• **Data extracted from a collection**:

#####

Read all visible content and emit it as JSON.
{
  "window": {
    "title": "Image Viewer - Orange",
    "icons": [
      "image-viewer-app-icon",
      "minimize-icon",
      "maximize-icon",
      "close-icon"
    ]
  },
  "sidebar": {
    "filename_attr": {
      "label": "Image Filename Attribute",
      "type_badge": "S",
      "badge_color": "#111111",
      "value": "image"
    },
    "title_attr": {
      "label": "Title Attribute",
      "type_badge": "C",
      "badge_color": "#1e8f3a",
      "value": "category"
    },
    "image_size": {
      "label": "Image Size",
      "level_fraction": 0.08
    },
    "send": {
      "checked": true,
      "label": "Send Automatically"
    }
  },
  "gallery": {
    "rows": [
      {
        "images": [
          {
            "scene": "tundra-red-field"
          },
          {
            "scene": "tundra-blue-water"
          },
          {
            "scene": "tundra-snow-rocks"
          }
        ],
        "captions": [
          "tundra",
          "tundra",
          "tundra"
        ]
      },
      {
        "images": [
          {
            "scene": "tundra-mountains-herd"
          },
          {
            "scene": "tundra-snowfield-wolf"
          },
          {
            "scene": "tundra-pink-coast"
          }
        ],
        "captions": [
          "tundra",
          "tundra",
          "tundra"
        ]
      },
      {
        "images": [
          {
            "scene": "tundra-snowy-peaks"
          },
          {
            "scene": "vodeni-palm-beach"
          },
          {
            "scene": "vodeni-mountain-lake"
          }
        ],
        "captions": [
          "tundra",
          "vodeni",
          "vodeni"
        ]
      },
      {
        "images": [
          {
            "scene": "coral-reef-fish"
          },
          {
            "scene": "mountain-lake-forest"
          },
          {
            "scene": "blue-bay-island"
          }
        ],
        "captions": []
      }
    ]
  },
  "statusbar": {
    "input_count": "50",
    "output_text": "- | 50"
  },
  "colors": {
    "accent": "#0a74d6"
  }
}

#####

• **BRIEF**: Report how many lines of the listing hold the word "Attribute", with nothing but the number.

• **THE ANSWER**: 2